> TO DO: Pull out every line in the data that has the string "сынын" in it.

> DATA EXTRACT:
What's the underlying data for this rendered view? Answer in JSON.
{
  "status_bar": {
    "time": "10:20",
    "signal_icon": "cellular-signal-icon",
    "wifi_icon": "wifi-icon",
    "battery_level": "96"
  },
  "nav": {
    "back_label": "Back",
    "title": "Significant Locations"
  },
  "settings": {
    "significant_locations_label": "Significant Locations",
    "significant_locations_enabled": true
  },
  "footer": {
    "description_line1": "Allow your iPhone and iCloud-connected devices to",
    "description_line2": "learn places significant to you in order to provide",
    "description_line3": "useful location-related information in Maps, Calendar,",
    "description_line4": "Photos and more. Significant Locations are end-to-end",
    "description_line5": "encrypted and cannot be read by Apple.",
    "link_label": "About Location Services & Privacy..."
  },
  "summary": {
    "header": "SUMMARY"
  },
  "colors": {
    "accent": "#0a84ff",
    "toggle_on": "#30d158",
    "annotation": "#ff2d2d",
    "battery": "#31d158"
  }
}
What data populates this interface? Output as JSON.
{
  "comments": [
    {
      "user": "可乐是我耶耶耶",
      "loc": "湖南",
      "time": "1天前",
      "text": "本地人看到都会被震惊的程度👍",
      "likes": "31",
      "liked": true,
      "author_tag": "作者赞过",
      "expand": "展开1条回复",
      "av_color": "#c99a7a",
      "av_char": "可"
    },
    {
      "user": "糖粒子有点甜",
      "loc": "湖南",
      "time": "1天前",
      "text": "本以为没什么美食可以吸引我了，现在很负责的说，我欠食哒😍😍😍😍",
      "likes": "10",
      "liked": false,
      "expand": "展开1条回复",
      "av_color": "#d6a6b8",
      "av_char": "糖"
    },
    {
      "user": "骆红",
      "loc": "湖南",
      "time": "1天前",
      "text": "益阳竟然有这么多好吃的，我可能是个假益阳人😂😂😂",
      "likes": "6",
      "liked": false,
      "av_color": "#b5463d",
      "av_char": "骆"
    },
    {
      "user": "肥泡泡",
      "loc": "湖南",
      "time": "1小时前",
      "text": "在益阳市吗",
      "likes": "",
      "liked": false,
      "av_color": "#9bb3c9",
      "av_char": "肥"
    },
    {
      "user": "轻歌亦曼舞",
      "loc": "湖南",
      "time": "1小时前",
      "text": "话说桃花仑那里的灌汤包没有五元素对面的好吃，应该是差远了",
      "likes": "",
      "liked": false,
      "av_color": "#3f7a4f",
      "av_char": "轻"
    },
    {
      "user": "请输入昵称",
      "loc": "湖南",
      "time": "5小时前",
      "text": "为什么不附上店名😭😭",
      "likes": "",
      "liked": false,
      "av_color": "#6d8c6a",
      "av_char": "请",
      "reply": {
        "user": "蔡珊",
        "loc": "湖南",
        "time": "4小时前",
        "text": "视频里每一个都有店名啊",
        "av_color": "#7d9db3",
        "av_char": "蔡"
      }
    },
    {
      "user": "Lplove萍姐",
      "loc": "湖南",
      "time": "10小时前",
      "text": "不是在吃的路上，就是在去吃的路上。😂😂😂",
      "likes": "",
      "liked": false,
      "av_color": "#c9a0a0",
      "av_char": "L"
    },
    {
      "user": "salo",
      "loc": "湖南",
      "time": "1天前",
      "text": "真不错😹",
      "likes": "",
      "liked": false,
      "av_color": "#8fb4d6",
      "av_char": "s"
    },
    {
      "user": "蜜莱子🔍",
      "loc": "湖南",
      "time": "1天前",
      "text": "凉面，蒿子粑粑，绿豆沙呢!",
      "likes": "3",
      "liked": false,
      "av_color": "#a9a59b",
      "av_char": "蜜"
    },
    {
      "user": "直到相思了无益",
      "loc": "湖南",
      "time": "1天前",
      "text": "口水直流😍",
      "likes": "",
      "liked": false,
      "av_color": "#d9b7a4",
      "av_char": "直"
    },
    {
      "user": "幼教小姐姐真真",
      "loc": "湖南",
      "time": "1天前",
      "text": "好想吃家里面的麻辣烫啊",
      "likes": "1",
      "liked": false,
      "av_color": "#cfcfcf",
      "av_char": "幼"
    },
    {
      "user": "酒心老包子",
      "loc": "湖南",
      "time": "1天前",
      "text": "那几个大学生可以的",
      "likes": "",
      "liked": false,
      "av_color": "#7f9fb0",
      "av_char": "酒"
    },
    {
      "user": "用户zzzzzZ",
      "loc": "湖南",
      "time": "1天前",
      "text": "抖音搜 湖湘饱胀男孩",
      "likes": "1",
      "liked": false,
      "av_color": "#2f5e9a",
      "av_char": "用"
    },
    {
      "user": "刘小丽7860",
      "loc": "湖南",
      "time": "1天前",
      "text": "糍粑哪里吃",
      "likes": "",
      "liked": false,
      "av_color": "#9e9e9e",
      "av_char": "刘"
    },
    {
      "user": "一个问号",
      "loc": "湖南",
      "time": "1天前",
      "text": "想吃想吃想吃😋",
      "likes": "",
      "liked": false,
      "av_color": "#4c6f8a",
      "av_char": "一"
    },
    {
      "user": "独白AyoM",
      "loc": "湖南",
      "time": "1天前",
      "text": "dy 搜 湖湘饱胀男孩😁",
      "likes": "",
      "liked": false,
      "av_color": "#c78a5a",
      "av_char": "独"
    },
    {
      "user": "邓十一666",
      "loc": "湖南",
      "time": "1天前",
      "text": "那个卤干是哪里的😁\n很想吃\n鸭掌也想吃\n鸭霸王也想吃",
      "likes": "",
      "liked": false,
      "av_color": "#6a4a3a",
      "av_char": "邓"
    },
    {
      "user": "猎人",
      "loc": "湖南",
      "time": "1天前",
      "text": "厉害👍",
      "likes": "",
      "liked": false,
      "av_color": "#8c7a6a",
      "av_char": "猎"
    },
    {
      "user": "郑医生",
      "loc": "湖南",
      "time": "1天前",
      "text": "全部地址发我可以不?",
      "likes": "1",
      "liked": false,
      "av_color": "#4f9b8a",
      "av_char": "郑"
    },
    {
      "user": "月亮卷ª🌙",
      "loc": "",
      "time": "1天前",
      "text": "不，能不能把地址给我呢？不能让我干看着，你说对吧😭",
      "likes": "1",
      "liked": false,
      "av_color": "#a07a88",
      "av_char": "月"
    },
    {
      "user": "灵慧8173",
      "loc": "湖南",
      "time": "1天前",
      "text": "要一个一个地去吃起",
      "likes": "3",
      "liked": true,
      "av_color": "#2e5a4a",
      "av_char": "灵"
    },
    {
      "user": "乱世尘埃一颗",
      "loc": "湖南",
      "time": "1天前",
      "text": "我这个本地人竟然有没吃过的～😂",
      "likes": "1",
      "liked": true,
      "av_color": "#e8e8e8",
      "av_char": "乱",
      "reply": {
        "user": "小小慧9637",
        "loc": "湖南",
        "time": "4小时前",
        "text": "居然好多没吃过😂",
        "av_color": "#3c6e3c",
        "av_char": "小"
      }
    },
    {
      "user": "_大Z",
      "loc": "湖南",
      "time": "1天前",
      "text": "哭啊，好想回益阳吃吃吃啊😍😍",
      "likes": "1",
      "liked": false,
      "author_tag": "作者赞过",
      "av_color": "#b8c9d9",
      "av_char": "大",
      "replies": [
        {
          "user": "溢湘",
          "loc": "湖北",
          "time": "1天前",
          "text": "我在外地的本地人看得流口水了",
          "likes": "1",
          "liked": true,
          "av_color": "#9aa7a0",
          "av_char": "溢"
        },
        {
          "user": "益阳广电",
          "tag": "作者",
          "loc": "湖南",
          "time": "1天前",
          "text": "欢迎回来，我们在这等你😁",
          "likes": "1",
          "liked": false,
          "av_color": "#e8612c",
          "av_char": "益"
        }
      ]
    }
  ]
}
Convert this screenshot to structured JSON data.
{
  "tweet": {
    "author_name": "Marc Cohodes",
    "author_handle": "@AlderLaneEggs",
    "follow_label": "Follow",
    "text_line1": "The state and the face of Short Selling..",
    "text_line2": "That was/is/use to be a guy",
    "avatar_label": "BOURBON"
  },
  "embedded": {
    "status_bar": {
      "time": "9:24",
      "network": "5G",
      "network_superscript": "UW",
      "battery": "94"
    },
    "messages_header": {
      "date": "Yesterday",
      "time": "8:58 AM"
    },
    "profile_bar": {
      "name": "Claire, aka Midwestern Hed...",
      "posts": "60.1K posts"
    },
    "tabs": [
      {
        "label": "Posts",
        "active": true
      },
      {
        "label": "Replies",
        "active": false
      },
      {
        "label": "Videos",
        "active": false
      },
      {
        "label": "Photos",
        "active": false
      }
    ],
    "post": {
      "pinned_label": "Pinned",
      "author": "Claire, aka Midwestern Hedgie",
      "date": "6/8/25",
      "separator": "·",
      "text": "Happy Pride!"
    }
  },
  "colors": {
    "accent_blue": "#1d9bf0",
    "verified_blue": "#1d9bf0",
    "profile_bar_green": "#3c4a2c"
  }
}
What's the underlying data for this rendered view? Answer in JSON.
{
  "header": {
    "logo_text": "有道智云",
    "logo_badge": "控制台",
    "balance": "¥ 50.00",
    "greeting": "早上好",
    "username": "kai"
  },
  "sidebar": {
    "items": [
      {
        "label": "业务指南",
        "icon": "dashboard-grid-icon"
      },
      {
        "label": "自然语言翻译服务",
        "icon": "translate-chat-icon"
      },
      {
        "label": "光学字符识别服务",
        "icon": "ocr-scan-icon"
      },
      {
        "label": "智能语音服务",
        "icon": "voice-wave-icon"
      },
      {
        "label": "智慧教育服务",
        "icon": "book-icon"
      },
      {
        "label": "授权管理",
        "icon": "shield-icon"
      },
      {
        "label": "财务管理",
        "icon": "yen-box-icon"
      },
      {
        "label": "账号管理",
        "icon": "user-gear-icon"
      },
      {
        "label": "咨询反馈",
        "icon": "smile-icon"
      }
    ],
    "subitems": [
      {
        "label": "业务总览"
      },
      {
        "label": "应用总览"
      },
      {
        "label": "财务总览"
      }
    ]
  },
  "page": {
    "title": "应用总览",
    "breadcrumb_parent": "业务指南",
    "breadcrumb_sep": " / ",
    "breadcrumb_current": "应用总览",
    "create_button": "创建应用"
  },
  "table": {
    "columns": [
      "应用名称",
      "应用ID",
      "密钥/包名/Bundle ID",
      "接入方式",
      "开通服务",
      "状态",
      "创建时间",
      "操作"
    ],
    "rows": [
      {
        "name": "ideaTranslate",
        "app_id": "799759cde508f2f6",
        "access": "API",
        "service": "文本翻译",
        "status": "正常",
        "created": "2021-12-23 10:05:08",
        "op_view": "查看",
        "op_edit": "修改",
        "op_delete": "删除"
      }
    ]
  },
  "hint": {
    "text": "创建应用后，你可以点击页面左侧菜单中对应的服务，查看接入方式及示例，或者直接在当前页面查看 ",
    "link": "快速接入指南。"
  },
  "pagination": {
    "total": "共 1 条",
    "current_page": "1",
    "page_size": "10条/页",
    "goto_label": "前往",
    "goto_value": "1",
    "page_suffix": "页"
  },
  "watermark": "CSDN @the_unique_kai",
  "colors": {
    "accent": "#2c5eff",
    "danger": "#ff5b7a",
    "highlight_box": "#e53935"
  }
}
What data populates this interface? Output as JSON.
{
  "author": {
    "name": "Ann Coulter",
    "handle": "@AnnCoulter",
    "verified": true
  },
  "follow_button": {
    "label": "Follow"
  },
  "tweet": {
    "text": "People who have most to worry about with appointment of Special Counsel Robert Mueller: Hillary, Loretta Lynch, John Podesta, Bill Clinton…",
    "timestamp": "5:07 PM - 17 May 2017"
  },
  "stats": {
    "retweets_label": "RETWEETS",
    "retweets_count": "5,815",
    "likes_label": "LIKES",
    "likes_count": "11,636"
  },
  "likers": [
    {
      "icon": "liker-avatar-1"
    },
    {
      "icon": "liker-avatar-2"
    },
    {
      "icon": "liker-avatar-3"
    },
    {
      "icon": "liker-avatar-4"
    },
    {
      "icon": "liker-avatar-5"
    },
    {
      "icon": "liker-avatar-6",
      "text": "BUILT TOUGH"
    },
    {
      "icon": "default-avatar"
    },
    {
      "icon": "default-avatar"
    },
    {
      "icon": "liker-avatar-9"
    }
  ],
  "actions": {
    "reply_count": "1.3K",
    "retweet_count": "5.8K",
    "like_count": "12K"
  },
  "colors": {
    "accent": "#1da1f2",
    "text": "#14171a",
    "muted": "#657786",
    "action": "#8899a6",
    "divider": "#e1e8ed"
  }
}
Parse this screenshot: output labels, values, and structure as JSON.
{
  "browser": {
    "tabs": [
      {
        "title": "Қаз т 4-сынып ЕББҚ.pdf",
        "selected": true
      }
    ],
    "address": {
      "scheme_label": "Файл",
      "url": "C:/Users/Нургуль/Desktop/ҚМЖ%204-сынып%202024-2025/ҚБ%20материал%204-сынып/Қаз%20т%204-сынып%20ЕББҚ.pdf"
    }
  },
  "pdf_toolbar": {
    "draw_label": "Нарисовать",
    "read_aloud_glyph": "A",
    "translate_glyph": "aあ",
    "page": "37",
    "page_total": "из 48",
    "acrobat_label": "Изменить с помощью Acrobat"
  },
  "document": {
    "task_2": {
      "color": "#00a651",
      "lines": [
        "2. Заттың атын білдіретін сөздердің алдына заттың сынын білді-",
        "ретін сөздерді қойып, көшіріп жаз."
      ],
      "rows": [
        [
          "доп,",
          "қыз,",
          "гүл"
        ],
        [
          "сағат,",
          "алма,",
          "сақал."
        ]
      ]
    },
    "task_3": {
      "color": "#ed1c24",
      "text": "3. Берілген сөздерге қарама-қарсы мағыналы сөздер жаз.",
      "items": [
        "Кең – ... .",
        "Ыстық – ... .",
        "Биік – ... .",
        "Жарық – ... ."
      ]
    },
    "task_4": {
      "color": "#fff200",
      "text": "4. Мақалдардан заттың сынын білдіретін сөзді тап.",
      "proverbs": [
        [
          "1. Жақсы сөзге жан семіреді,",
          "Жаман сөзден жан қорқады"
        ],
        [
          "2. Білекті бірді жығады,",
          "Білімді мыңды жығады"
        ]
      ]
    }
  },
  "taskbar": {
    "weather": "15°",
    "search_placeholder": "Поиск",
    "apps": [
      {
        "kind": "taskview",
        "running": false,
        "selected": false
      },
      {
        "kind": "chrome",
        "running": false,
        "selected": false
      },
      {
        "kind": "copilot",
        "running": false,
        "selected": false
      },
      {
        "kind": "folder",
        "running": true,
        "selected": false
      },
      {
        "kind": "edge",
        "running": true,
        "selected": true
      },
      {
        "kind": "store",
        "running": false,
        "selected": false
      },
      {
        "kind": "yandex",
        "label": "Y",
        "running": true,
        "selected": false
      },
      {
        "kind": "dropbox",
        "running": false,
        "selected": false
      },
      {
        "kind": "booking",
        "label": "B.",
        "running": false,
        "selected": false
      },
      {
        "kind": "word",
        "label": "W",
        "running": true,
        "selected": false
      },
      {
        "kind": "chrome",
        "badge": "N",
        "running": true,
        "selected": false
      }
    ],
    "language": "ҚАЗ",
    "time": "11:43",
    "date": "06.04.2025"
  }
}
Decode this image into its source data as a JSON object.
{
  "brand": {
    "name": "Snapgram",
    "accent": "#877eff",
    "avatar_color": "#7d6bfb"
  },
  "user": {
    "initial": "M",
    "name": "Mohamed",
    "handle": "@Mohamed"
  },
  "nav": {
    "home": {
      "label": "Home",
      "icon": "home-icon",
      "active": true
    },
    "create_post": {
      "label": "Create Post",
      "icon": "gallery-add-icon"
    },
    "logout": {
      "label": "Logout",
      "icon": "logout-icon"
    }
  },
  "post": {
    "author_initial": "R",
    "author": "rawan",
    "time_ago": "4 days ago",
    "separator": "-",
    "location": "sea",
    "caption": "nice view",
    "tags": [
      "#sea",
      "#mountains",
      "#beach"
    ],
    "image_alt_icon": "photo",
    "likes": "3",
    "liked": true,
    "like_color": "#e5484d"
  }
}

> FINAL ANSWER:
        "2. Заттың атын білдіретін сөздердің алдына заттың сынын білді-",
      "text": "4. Мақалдардан заттың сынын білдіретін сөзді тап.",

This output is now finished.